#### WHAT NEEDS TO BE DONE
In the records below, work out how many lines hold the word "collapse". Report the number alone.
-- start of RECORDS PROVIDED --
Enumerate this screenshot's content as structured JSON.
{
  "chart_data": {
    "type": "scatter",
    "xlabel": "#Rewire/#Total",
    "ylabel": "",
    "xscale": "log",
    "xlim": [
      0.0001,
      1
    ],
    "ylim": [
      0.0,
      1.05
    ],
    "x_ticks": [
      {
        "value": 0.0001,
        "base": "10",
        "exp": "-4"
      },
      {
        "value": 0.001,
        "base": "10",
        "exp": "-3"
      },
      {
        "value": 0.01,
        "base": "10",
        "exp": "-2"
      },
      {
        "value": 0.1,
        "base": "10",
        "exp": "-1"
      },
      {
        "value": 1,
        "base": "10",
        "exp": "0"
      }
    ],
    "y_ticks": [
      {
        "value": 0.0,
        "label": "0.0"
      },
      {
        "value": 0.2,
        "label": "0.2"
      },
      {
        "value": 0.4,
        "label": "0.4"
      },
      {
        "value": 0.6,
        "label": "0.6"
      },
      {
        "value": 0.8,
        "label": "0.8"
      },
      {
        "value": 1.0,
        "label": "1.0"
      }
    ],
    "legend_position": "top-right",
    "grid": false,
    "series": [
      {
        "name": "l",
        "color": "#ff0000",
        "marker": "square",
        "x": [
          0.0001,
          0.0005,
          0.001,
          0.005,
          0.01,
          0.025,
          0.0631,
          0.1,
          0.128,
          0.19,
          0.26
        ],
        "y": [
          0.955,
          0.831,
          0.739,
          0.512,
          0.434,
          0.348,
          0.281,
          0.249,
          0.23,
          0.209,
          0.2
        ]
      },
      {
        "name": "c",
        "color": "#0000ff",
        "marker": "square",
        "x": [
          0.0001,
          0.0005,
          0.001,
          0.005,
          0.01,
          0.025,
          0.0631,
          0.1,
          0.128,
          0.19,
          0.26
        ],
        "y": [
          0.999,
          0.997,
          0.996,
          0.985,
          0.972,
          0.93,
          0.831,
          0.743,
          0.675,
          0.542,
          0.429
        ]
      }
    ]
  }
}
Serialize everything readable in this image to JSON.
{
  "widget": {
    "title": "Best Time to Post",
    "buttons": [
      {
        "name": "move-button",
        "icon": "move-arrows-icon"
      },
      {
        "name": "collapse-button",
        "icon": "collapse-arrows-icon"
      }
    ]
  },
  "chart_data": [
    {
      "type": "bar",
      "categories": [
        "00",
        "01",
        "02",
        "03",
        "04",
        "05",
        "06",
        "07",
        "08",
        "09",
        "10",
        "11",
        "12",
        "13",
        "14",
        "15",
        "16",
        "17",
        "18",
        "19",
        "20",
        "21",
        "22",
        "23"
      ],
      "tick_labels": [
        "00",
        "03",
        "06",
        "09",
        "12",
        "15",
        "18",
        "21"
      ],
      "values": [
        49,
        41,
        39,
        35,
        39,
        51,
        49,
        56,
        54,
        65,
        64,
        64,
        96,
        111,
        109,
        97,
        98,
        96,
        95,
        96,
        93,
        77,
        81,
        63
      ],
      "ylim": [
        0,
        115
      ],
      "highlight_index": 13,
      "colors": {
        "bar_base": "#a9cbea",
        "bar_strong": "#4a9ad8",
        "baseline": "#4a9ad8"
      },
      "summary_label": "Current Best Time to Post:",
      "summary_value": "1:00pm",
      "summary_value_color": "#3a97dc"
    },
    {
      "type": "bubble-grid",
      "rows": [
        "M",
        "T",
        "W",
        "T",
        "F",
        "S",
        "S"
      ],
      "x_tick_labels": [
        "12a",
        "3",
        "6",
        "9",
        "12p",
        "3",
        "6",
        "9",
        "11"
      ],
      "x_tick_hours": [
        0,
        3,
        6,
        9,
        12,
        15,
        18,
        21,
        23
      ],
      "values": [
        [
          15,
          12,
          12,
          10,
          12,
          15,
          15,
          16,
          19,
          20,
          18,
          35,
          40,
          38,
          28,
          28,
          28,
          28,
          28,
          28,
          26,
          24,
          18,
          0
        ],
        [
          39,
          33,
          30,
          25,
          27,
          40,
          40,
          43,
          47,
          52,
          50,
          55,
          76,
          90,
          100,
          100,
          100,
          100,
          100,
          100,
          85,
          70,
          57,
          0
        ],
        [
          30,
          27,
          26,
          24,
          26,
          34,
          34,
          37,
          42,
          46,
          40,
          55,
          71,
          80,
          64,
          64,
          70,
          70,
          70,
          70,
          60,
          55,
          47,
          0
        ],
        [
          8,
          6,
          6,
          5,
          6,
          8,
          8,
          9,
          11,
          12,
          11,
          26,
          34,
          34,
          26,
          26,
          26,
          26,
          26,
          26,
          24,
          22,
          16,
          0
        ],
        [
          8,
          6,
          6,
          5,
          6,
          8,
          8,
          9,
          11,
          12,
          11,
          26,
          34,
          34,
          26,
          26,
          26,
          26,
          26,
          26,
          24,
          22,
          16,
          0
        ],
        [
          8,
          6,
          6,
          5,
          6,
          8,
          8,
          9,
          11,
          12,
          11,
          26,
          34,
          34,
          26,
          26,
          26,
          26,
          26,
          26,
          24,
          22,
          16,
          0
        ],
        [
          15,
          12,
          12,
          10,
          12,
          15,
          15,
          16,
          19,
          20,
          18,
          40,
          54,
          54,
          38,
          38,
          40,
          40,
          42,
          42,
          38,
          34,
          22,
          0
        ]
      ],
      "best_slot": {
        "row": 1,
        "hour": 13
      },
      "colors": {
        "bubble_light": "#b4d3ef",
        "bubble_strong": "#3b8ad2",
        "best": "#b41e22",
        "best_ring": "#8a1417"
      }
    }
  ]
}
-- end of RECORDS PROVIDED --
#### COMPLETE ANSWER
2